[Data listing start]

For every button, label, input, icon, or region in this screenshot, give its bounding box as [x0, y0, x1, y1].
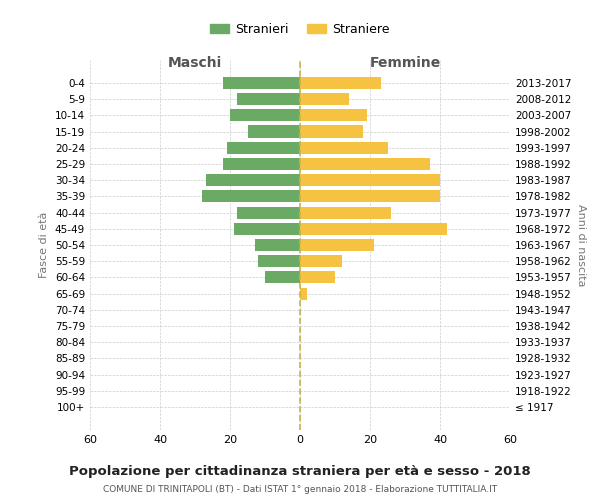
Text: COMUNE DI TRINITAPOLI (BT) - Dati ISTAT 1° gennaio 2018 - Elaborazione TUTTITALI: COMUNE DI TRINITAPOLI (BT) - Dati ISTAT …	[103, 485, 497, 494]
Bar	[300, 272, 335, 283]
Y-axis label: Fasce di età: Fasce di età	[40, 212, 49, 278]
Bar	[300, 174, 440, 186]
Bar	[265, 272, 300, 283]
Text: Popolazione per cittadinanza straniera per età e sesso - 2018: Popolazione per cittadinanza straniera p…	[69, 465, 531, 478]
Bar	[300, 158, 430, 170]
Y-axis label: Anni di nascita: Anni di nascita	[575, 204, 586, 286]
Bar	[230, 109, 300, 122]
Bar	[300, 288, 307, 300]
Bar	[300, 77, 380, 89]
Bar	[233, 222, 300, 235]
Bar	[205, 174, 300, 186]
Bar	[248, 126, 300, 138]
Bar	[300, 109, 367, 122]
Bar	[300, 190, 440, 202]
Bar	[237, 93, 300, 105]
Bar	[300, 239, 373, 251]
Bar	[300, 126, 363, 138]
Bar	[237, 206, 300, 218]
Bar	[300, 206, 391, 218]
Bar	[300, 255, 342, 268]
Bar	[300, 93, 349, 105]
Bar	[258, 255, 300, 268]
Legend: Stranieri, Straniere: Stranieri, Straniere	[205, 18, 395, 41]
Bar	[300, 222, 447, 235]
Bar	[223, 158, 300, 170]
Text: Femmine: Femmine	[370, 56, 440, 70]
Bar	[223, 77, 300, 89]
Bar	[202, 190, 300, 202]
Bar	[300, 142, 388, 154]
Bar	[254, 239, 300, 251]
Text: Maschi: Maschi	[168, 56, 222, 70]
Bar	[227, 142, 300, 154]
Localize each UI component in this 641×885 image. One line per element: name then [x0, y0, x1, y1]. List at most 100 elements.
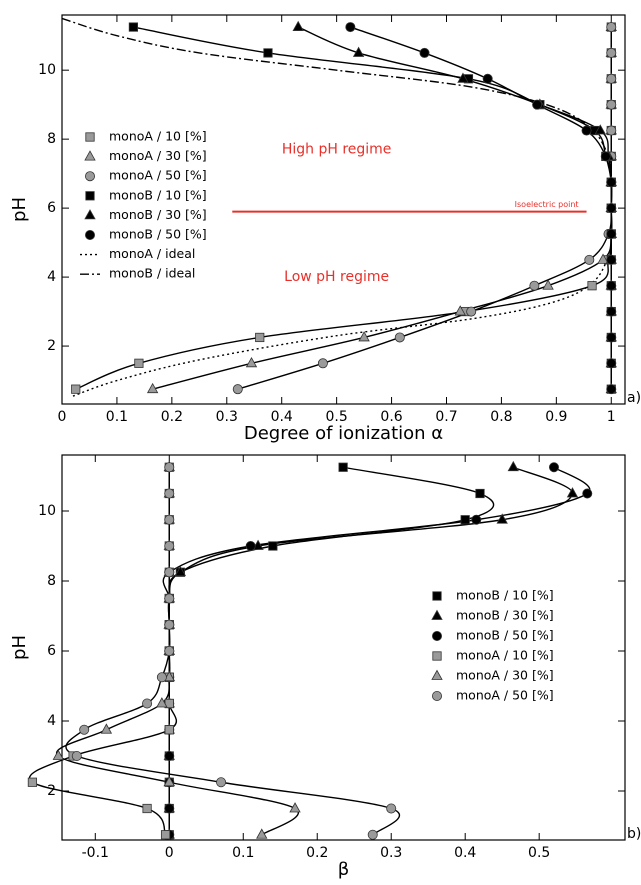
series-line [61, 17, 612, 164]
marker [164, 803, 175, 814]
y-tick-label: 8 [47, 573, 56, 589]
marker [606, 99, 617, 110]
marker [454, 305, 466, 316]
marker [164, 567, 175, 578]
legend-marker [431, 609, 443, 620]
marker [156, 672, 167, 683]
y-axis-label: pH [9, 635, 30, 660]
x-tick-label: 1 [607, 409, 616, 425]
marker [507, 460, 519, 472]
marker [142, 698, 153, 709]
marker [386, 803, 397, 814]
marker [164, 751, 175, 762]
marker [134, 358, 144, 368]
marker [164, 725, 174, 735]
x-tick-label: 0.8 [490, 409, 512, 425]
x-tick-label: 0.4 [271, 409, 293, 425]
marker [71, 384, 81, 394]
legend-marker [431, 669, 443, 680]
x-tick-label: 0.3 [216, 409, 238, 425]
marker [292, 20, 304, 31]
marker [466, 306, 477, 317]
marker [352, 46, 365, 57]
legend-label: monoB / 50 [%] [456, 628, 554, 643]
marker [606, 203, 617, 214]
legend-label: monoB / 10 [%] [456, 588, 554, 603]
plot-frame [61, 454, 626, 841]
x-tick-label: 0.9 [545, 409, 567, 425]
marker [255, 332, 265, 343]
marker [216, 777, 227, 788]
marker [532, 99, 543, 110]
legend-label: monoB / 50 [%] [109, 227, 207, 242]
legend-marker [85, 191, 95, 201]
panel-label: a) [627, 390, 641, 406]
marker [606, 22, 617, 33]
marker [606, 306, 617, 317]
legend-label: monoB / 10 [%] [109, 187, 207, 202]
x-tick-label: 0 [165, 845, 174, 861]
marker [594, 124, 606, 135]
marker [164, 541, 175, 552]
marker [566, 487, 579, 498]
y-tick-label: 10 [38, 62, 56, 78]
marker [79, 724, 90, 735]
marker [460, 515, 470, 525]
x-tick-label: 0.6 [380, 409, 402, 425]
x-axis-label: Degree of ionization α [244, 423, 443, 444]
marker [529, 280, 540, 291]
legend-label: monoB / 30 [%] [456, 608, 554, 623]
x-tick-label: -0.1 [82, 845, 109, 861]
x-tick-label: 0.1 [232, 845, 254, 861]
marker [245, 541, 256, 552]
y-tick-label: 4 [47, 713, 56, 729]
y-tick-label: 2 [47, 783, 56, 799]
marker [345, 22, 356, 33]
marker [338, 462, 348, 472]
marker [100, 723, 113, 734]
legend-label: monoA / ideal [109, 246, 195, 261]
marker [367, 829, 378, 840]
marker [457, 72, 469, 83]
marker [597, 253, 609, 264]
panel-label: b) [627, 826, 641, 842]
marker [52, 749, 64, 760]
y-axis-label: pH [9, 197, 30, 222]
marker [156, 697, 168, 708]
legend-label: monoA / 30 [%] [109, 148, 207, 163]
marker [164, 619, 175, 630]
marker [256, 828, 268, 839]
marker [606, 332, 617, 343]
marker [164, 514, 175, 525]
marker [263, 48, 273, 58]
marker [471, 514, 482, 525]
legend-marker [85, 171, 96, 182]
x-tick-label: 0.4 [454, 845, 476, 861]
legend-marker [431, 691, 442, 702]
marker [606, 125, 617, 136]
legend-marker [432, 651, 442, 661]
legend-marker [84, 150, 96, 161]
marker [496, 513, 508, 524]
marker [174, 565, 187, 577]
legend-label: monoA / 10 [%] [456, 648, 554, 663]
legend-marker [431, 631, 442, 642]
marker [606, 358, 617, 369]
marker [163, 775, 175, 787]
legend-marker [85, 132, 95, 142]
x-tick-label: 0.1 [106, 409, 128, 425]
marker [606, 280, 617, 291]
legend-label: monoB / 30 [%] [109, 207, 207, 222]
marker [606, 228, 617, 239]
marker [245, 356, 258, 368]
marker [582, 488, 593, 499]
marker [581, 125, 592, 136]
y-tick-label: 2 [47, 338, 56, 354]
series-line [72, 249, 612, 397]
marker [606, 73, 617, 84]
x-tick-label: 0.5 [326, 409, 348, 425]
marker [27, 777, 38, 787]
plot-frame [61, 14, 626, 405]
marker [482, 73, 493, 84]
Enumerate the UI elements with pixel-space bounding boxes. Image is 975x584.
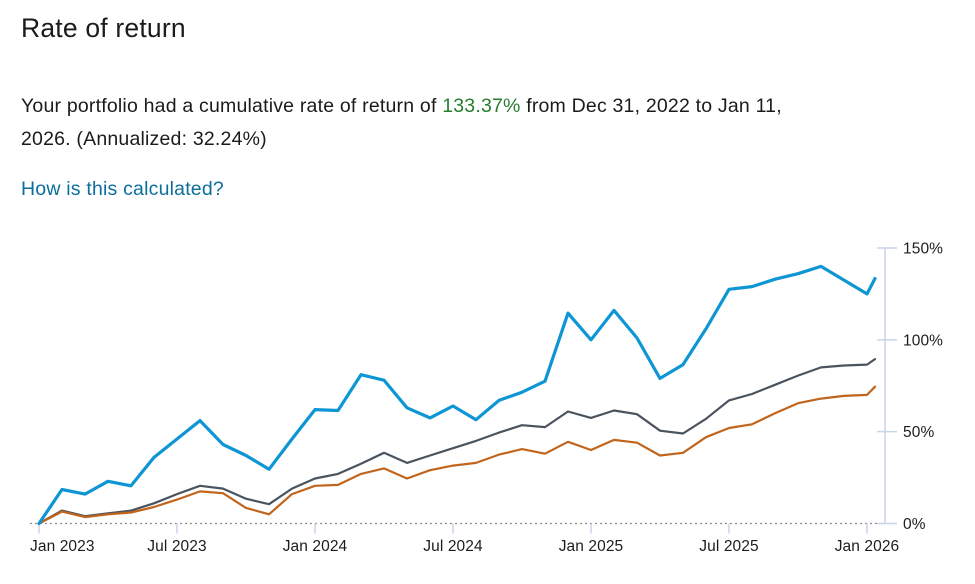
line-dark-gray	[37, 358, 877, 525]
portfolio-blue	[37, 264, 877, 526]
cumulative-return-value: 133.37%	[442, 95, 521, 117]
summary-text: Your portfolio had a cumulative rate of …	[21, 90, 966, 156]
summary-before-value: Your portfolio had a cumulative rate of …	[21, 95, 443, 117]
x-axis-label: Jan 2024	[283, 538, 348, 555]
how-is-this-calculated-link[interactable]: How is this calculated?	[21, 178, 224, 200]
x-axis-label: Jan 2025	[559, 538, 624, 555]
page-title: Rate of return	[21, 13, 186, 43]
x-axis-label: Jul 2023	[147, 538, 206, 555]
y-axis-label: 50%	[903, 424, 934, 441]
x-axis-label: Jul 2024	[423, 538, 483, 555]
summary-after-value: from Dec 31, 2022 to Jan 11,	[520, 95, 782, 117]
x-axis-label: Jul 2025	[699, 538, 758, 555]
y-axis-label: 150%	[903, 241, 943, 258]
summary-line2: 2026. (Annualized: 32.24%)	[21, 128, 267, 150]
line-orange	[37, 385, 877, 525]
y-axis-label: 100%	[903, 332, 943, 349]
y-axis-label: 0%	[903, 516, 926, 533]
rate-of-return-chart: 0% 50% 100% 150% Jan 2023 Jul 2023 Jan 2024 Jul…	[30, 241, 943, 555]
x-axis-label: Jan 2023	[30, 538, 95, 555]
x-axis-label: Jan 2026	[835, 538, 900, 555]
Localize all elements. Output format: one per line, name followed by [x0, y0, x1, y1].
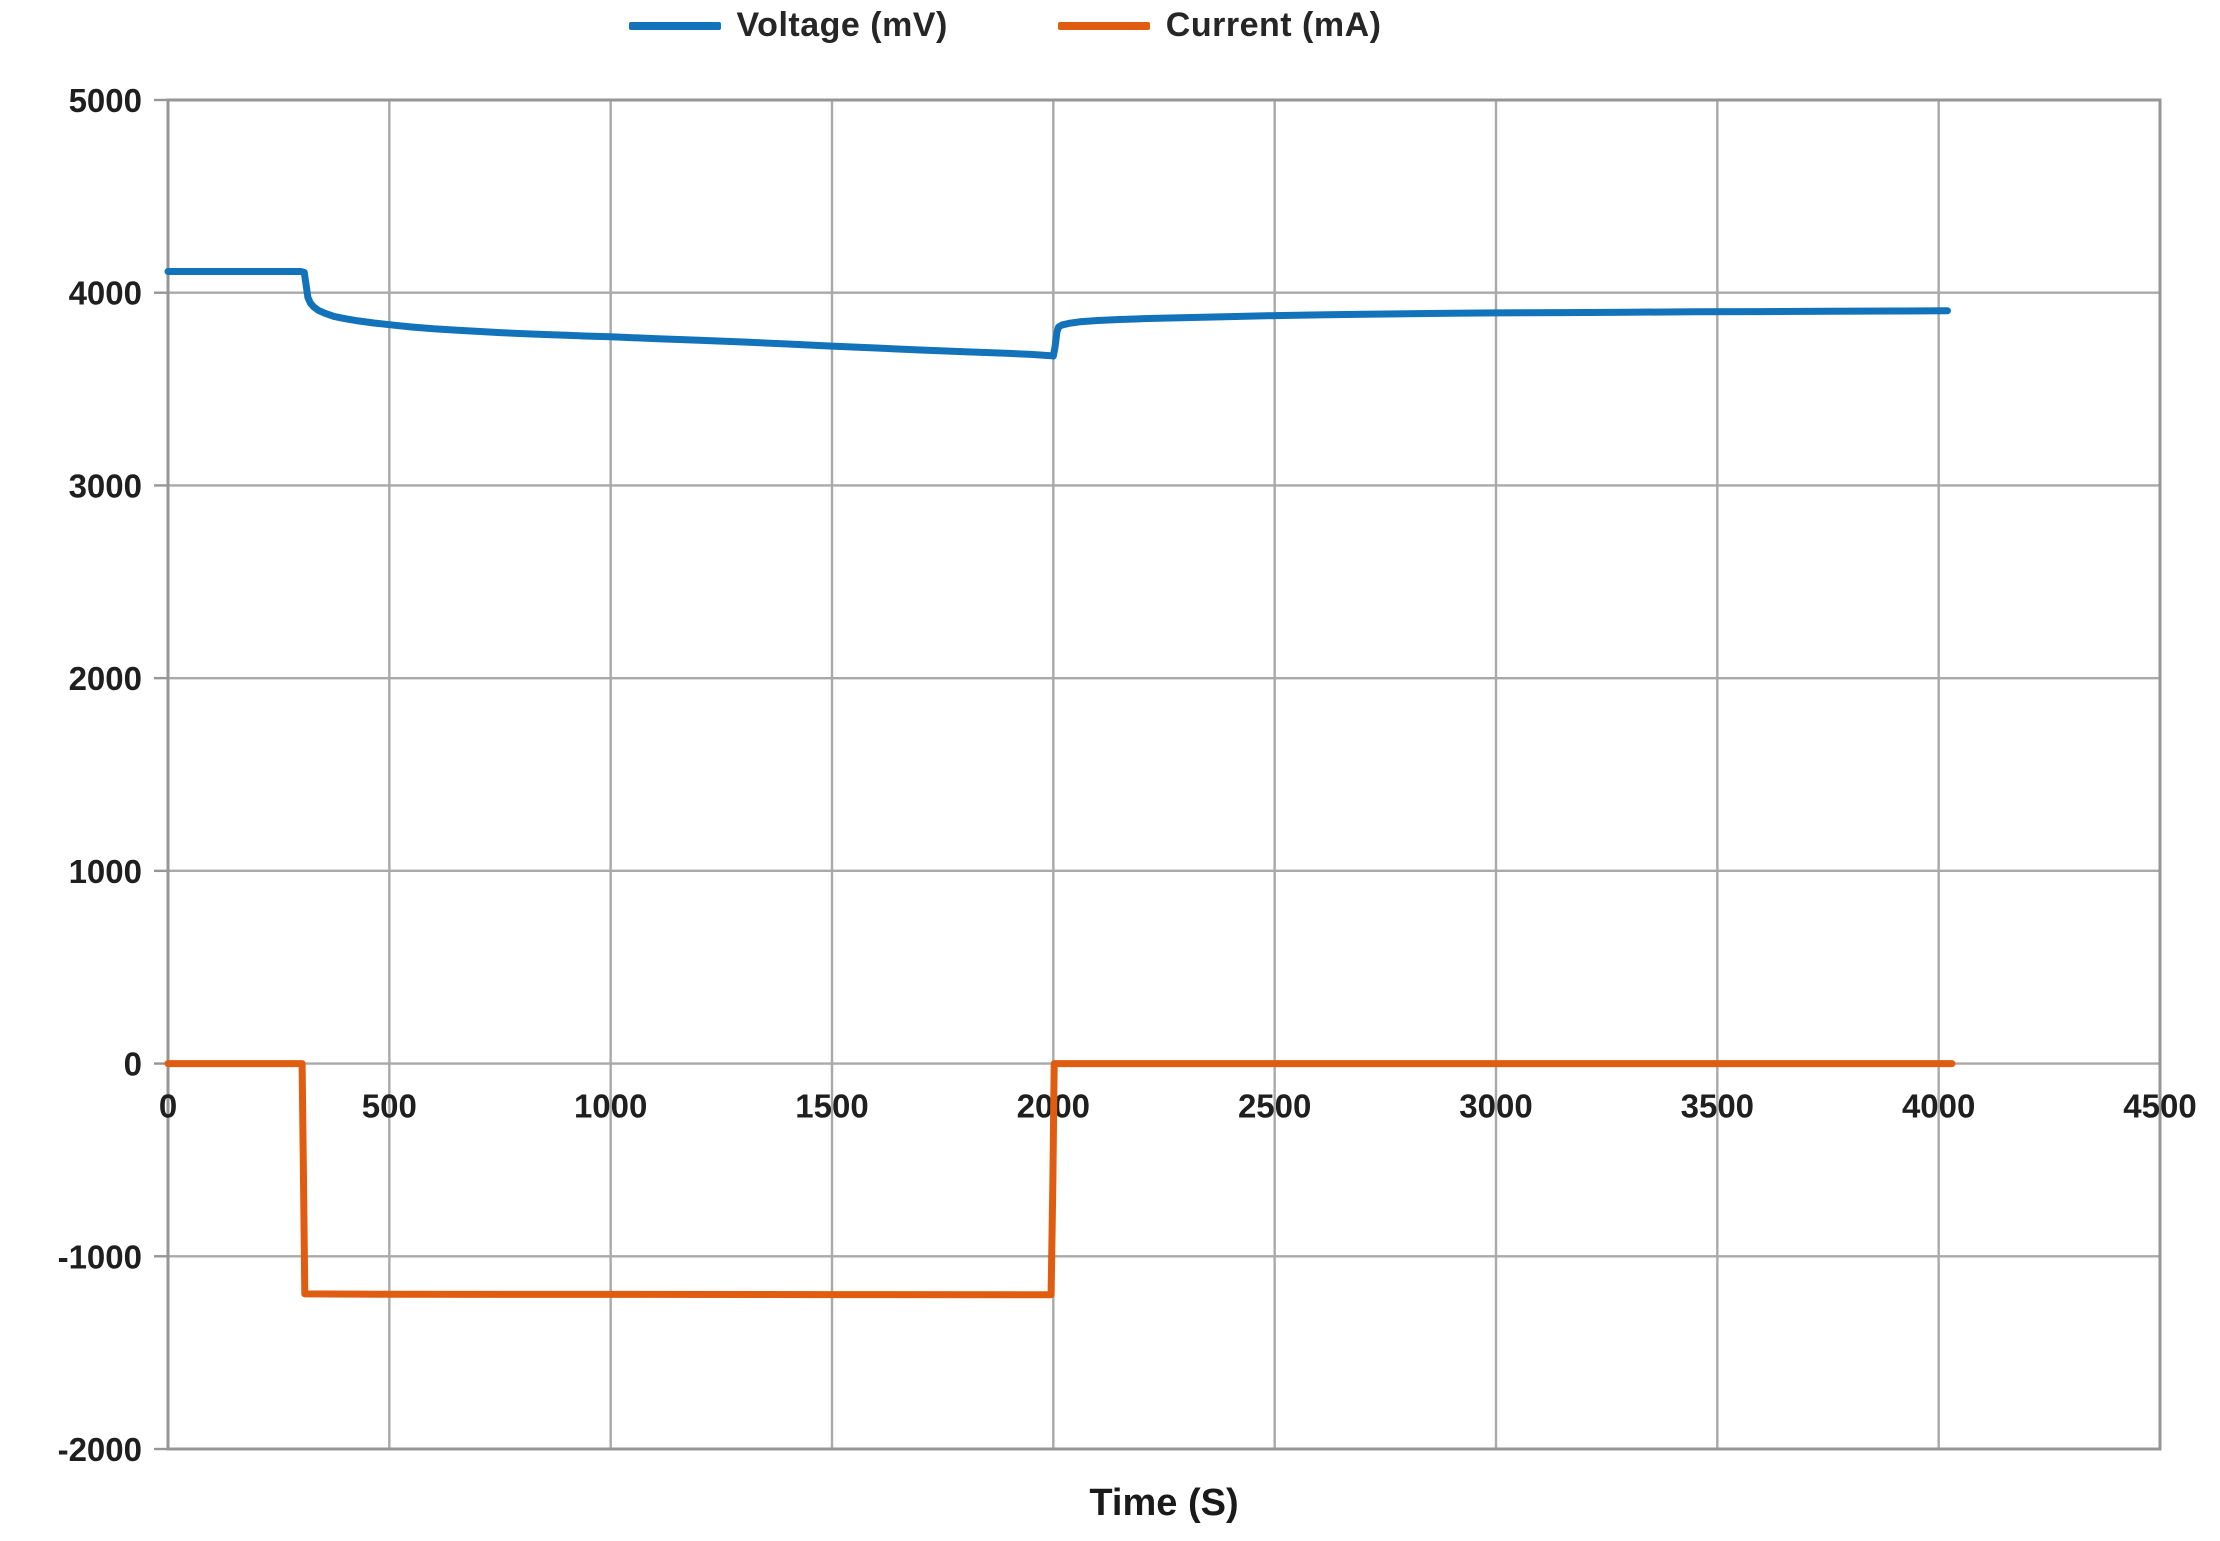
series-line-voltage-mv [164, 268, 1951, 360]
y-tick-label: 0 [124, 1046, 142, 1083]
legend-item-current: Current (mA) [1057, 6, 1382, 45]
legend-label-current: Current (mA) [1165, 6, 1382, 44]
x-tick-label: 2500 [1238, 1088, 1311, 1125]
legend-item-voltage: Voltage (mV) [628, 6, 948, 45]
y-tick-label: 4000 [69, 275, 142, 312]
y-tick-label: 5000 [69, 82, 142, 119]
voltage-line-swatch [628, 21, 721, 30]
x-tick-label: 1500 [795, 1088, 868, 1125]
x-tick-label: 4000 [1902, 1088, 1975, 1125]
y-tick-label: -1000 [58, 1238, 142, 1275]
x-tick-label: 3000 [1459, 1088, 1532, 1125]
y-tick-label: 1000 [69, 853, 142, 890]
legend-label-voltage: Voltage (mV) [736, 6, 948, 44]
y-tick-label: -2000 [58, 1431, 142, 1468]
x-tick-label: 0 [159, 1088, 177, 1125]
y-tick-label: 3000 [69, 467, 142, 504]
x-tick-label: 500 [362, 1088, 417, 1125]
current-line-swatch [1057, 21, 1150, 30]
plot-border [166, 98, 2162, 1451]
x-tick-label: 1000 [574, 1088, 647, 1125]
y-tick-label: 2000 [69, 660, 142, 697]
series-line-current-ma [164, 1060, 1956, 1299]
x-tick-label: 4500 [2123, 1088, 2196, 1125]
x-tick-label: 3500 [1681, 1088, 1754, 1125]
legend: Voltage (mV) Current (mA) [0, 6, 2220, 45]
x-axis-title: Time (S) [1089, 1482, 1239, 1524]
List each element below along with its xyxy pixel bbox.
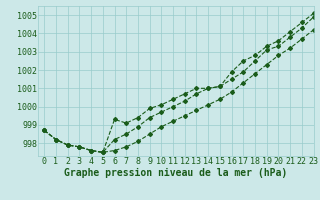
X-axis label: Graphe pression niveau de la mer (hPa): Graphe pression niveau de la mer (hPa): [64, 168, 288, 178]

[Data listing end]

Copy out the items again, starting at the line that has "series-line-voltage-mv [164, 268, 1951, 360]" and stopping after the line that has "x-tick-label: 3500 [1681, 1088, 1754, 1125]", with both lines included.

series-line-voltage-mv [164, 268, 1951, 360]
y-tick-label: 0 [124, 1046, 142, 1083]
legend-item-current: Current (mA) [1057, 6, 1382, 45]
legend-label-current: Current (mA) [1165, 6, 1382, 44]
x-tick-label: 2500 [1238, 1088, 1311, 1125]
legend-item-voltage: Voltage (mV) [628, 6, 948, 45]
y-tick-label: 4000 [69, 275, 142, 312]
y-tick-label: 5000 [69, 82, 142, 119]
voltage-line-swatch [628, 21, 721, 30]
x-tick-label: 1500 [795, 1088, 868, 1125]
x-tick-label: 4000 [1902, 1088, 1975, 1125]
y-tick-label: -1000 [58, 1238, 142, 1275]
x-tick-label: 3000 [1459, 1088, 1532, 1125]
y-tick-label: 1000 [69, 853, 142, 890]
legend-label-voltage: Voltage (mV) [736, 6, 948, 44]
y-tick-label: -2000 [58, 1431, 142, 1468]
x-tick-label: 0 [159, 1088, 177, 1125]
y-tick-label: 3000 [69, 467, 142, 504]
x-tick-label: 500 [362, 1088, 417, 1125]
current-line-swatch [1057, 21, 1150, 30]
plot-border [166, 98, 2162, 1451]
x-tick-label: 1000 [574, 1088, 647, 1125]
y-tick-label: 2000 [69, 660, 142, 697]
series-line-current-ma [164, 1060, 1956, 1299]
x-tick-label: 4500 [2123, 1088, 2196, 1125]
x-tick-label: 3500 [1681, 1088, 1754, 1125]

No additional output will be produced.